(Excerpts from a transcription dataset)
========================
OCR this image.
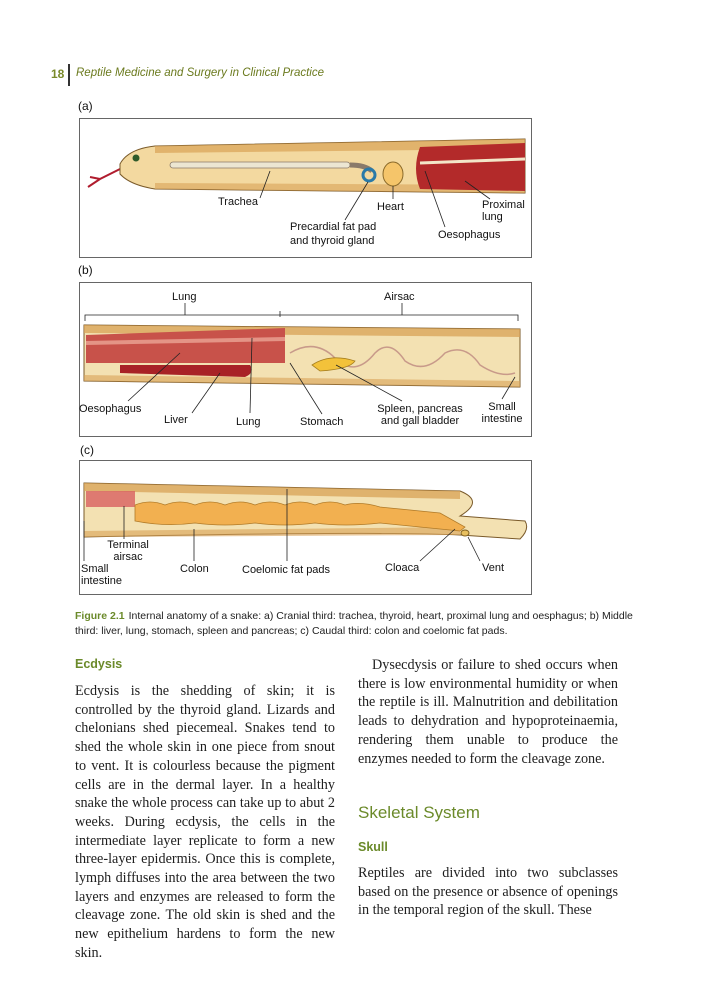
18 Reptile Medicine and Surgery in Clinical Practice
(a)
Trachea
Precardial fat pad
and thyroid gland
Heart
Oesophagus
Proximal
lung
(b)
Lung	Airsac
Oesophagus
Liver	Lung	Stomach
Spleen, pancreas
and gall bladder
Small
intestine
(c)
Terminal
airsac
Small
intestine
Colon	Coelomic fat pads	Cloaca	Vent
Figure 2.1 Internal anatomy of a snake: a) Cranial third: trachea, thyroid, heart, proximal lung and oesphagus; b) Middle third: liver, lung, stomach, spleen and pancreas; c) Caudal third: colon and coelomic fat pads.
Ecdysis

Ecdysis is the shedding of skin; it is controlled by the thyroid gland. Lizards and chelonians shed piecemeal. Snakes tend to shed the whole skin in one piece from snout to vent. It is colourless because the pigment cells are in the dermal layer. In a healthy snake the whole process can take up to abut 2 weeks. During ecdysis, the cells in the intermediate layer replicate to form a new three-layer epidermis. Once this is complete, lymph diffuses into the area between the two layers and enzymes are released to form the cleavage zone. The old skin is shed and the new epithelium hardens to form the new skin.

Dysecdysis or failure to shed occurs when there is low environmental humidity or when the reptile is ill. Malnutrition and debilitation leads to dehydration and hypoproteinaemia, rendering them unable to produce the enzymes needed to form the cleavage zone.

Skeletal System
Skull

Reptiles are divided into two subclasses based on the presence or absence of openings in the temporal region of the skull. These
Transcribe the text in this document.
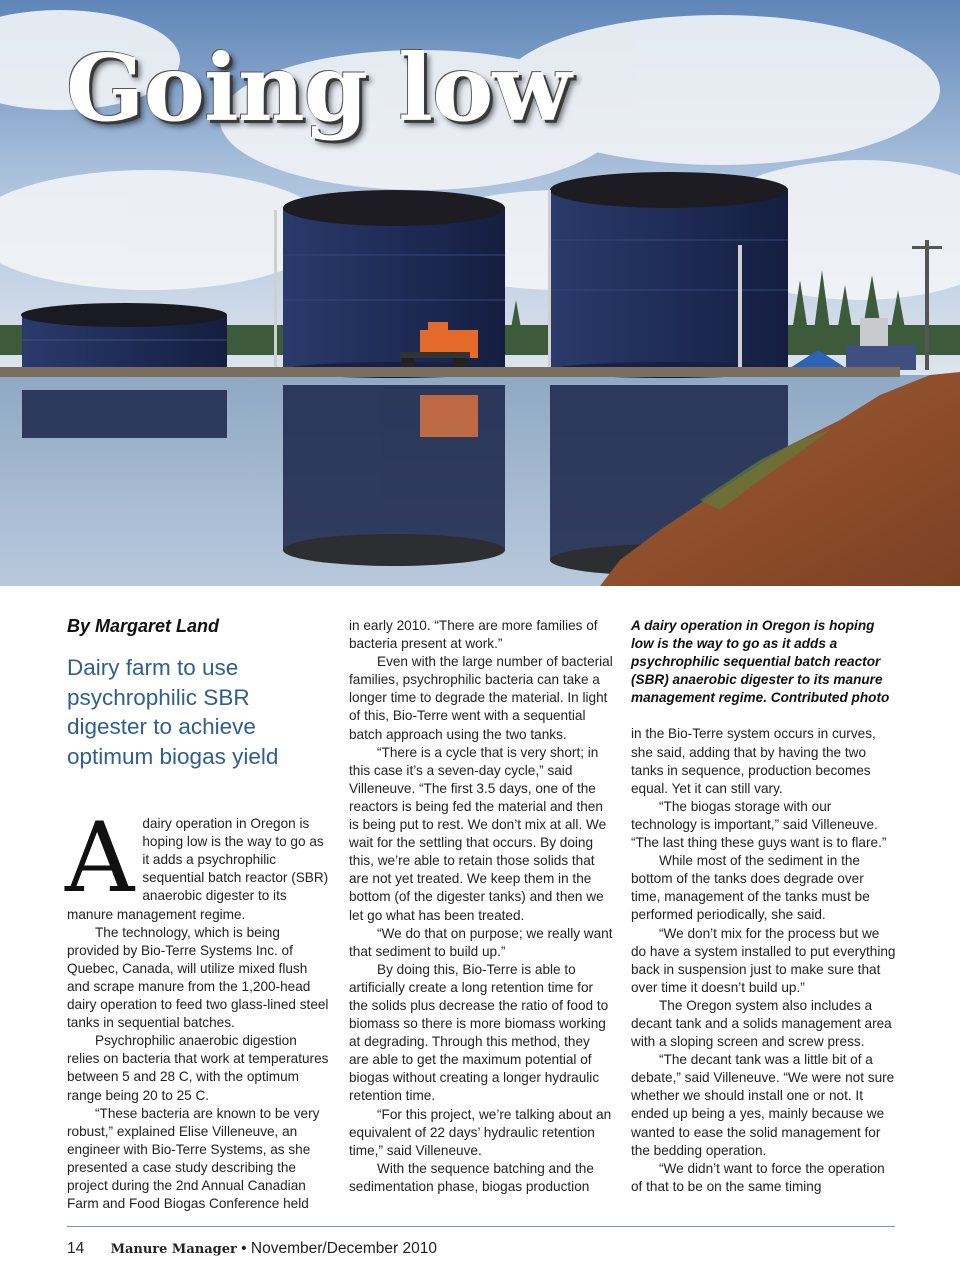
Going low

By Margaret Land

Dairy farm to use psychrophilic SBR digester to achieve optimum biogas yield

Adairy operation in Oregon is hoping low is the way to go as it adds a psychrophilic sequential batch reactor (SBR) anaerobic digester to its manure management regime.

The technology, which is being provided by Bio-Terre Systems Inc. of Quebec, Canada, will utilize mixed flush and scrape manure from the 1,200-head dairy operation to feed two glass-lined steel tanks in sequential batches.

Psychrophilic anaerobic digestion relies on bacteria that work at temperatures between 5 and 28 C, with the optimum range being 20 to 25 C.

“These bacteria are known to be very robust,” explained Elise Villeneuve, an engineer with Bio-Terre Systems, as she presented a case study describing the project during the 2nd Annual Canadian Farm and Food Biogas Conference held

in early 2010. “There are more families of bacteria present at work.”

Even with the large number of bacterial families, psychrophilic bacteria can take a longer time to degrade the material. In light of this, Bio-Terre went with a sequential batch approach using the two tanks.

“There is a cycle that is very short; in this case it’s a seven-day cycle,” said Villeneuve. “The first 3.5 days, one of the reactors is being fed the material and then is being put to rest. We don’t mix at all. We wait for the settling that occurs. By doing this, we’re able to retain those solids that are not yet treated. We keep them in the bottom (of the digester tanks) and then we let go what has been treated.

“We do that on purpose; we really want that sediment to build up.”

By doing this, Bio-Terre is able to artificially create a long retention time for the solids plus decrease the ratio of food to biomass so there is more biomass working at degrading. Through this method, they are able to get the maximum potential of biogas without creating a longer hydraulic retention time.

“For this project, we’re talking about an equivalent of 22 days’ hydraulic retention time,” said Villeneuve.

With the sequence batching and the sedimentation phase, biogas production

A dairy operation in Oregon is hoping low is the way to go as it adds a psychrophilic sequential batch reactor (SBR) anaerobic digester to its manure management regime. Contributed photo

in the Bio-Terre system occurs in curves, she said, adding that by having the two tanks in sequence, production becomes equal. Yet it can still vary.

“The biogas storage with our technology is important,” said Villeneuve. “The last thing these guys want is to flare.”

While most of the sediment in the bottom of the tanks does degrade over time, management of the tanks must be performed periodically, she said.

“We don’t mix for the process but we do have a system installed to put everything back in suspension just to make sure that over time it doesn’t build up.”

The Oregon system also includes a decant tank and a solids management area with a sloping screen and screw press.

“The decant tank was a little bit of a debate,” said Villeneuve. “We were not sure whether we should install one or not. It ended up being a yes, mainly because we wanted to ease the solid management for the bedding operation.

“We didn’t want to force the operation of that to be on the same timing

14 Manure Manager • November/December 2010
========================
## EXERCISE PROMPT
Output the data above verbatim, pictures excluded.

## RESPONSE AREA
OCR this image.
18 Reptile Medicine and Surgery in Clinical Practice
(a)
Trachea
Precardial fat pad
and thyroid gland
Heart
Oesophagus
Proximal
lung
(b)
Lung	Airsac
Oesophagus
Liver	Lung	Stomach
Spleen, pancreas
and gall bladder
Small
intestine
(c)
Terminal
airsac
Small
intestine
Colon	Coelomic fat pads	Cloaca	Vent
Figure 2.1 Internal anatomy of a snake: a) Cranial third: trachea, thyroid, heart, proximal lung and oesphagus; b) Middle third: liver, lung, stomach, spleen and pancreas; c) Caudal third: colon and coelomic fat pads.
Ecdysis

Ecdysis is the shedding of skin; it is controlled by the thyroid gland. Lizards and chelonians shed piecemeal. Snakes tend to shed the whole skin in one piece from snout to vent. It is colourless because the pigment cells are in the dermal layer. In a healthy snake the whole process can take up to abut 2 weeks. During ecdysis, the cells in the intermediate layer replicate to form a new three-layer epidermis. Once this is complete, lymph diffuses into the area between the two layers and enzymes are released to form the cleavage zone. The old skin is shed and the new epithelium hardens to form the new skin.

Dysecdysis or failure to shed occurs when there is low environmental humidity or when the reptile is ill. Malnutrition and debilitation leads to dehydration and hypoproteinaemia, rendering them unable to produce the enzymes needed to form the cleavage zone.

Skeletal System
Skull

Reptiles are divided into two subclasses based on the presence or absence of openings in the temporal region of the skull. These
Transcribe the text in this document.
Going low

By Margaret Land

Dairy farm to use psychrophilic SBR digester to achieve optimum biogas yield

Adairy operation in Oregon is hoping low is the way to go as it adds a psychrophilic sequential batch reactor (SBR) anaerobic digester to its manure management regime.

The technology, which is being provided by Bio-Terre Systems Inc. of Quebec, Canada, will utilize mixed flush and scrape manure from the 1,200-head dairy operation to feed two glass-lined steel tanks in sequential batches.

Psychrophilic anaerobic digestion relies on bacteria that work at temperatures between 5 and 28 C, with the optimum range being 20 to 25 C.

“These bacteria are known to be very robust,” explained Elise Villeneuve, an engineer with Bio-Terre Systems, as she presented a case study describing the project during the 2nd Annual Canadian Farm and Food Biogas Conference held

in early 2010. “There are more families of bacteria present at work.”

Even with the large number of bacterial families, psychrophilic bacteria can take a longer time to degrade the material. In light of this, Bio-Terre went with a sequential batch approach using the two tanks.

“There is a cycle that is very short; in this case it’s a seven-day cycle,” said Villeneuve. “The first 3.5 days, one of the reactors is being fed the material and then is being put to rest. We don’t mix at all. We wait for the settling that occurs. By doing this, we’re able to retain those solids that are not yet treated. We keep them in the bottom (of the digester tanks) and then we let go what has been treated.

“We do that on purpose; we really want that sediment to build up.”

By doing this, Bio-Terre is able to artificially create a long retention time for the solids plus decrease the ratio of food to biomass so there is more biomass working at degrading. Through this method, they are able to get the maximum potential of biogas without creating a longer hydraulic retention time.

“For this project, we’re talking about an equivalent of 22 days’ hydraulic retention time,” said Villeneuve.

With the sequence batching and the sedimentation phase, biogas production

A dairy operation in Oregon is hoping low is the way to go as it adds a psychrophilic sequential batch reactor (SBR) anaerobic digester to its manure management regime. Contributed photo

in the Bio-Terre system occurs in curves, she said, adding that by having the two tanks in sequence, production becomes equal. Yet it can still vary.

“The biogas storage with our technology is important,” said Villeneuve. “The last thing these guys want is to flare.”

While most of the sediment in the bottom of the tanks does degrade over time, management of the tanks must be performed periodically, she said.

“We don’t mix for the process but we do have a system installed to put everything back in suspension just to make sure that over time it doesn’t build up.”

The Oregon system also includes a decant tank and a solids management area with a sloping screen and screw press.

“The decant tank was a little bit of a debate,” said Villeneuve. “We were not sure whether we should install one or not. It ended up being a yes, mainly because we wanted to ease the solid management for the bedding operation.

“We didn’t want to force the operation of that to be on the same timing

14 Manure Manager • November/December 2010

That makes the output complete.